++++ Provided information ++++

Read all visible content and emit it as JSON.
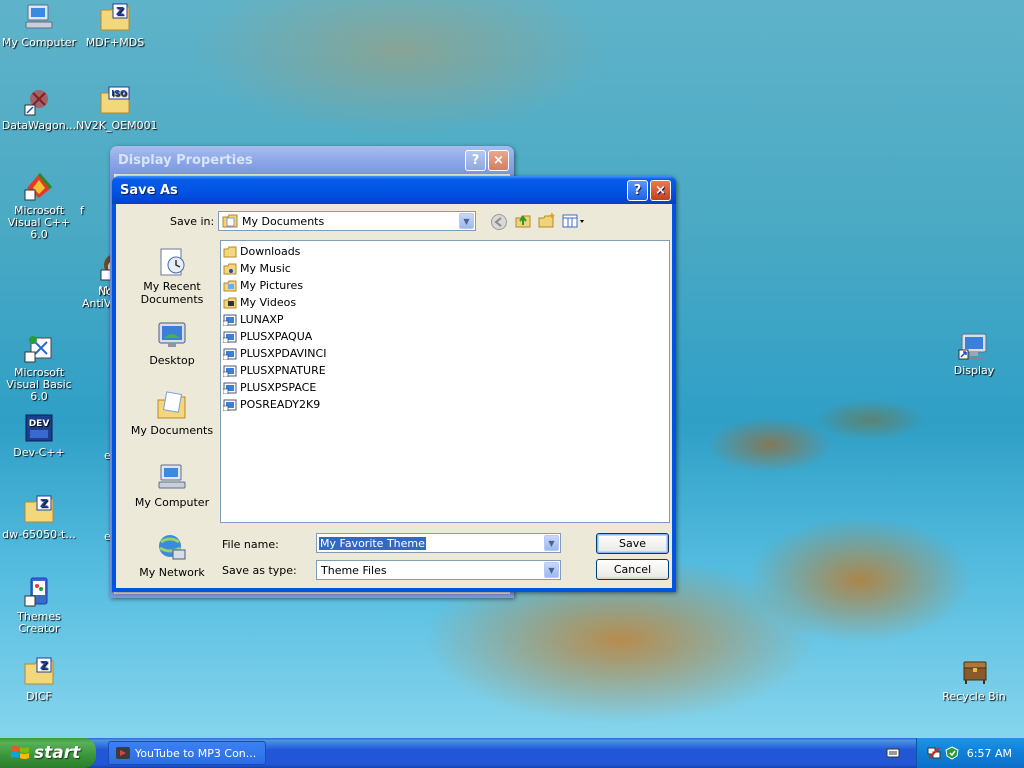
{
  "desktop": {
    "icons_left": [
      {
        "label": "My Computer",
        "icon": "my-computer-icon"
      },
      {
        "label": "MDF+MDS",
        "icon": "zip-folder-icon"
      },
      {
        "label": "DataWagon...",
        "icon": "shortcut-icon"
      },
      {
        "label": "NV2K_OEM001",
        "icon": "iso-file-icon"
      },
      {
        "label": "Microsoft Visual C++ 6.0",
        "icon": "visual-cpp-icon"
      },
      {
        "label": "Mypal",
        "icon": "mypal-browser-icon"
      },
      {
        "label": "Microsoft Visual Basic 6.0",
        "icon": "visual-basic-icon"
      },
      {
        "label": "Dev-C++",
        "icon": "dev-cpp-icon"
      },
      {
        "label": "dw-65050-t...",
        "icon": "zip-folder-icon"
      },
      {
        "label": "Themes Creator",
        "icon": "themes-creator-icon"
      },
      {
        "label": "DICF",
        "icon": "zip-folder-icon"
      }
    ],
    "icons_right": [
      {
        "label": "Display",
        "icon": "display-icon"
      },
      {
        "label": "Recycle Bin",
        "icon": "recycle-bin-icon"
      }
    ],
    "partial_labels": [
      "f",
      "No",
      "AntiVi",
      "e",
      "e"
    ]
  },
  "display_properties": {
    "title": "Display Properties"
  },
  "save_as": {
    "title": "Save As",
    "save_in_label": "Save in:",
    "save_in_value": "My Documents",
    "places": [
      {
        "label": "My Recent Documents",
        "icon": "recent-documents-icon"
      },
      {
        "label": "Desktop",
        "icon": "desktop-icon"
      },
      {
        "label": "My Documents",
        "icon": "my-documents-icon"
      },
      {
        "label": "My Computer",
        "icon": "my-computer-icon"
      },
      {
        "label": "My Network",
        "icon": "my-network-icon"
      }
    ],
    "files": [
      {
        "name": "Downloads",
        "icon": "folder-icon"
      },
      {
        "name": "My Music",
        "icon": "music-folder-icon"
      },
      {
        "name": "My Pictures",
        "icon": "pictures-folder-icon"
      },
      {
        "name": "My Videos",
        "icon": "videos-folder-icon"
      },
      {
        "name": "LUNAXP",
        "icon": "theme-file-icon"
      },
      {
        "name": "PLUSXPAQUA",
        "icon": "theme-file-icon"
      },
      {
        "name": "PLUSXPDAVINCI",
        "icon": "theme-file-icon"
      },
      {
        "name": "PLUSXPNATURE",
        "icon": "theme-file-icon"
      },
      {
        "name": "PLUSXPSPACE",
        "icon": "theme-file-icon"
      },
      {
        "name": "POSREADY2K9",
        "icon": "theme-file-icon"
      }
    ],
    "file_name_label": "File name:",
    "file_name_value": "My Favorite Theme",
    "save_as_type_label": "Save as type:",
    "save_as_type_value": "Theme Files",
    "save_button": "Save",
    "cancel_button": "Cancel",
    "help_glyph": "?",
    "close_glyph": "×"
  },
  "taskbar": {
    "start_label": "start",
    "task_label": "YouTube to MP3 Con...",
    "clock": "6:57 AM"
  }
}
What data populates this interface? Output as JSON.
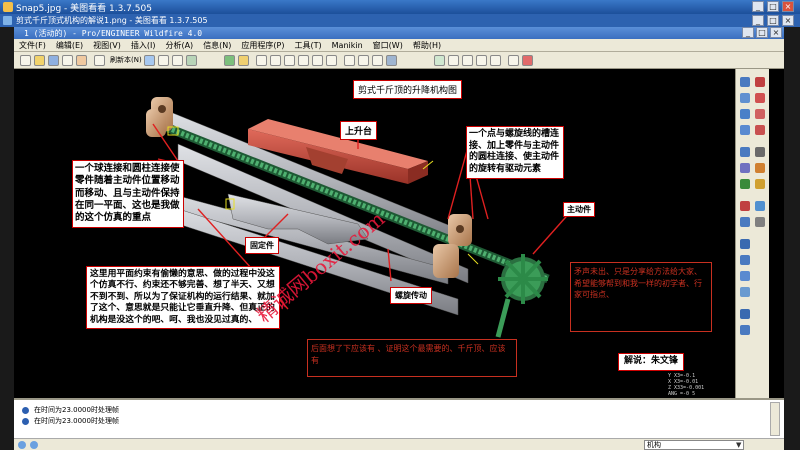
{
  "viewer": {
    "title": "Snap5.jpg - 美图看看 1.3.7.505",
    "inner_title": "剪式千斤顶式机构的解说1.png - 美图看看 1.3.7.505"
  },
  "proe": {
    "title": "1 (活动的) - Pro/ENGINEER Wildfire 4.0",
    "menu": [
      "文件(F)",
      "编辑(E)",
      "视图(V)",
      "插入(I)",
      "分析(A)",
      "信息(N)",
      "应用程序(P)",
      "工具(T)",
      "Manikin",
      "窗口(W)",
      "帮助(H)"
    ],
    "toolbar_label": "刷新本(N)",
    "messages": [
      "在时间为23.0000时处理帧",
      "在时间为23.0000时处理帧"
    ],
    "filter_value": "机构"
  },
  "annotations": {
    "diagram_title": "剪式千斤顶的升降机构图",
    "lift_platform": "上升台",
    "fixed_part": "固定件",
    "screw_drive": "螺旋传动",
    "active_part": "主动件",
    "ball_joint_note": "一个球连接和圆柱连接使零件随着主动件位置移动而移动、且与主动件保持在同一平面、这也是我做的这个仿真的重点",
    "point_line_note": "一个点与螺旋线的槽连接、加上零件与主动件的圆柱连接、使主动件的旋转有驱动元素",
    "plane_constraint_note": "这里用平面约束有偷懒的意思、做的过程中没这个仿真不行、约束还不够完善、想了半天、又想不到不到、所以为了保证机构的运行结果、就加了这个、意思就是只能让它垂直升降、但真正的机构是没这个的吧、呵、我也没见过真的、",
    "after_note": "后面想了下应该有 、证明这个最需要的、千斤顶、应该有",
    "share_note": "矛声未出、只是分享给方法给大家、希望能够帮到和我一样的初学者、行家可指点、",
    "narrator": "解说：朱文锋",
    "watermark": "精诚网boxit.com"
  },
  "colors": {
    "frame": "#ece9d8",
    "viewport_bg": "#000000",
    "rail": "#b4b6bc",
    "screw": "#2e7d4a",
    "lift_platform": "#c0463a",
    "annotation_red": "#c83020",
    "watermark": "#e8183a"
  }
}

++++

Your objective:
Drop the pictures, then write out only the lines running from the one containing "What data populates" through the last line above, both included, exactly.

Task solution:
What data populates this interface? Output as JSON.
{
  "viewer": {
    "title": "Snap5.jpg - 美图看看 1.3.7.505",
    "inner_title": "剪式千斤顶式机构的解说1.png - 美图看看 1.3.7.505"
  },
  "proe": {
    "title": "1 (活动的) - Pro/ENGINEER Wildfire 4.0",
    "menu": [
      "文件(F)",
      "编辑(E)",
      "视图(V)",
      "插入(I)",
      "分析(A)",
      "信息(N)",
      "应用程序(P)",
      "工具(T)",
      "Manikin",
      "窗口(W)",
      "帮助(H)"
    ],
    "toolbar_label": "刷新本(N)",
    "messages": [
      "在时间为23.0000时处理帧",
      "在时间为23.0000时处理帧"
    ],
    "filter_value": "机构"
  },
  "annotations": {
    "diagram_title": "剪式千斤顶的升降机构图",
    "lift_platform": "上升台",
    "fixed_part": "固定件",
    "screw_drive": "螺旋传动",
    "active_part": "主动件",
    "ball_joint_note": "一个球连接和圆柱连接使零件随着主动件位置移动而移动、且与主动件保持在同一平面、这也是我做的这个仿真的重点",
    "point_line_note": "一个点与螺旋线的槽连接、加上零件与主动件的圆柱连接、使主动件的旋转有驱动元素",
    "plane_constraint_note": "这里用平面约束有偷懒的意思、做的过程中没这个仿真不行、约束还不够完善、想了半天、又想不到不到、所以为了保证机构的运行结果、就加了这个、意思就是只能让它垂直升降、但真正的机构是没这个的吧、呵、我也没见过真的、",
    "after_note": "后面想了下应该有 、证明这个最需要的、千斤顶、应该有",
    "share_note": "矛声未出、只是分享给方法给大家、希望能够帮到和我一样的初学者、行家可指点、",
    "narrator": "解说：朱文锋",
    "watermark": "精诚网boxit.com"
  },
  "colors": {
    "frame": "#ece9d8",
    "viewport_bg": "#000000",
    "rail": "#b4b6bc",
    "screw": "#2e7d4a",
    "lift_platform": "#c0463a",
    "annotation_red": "#c83020",
    "watermark": "#e8183a"
  }
}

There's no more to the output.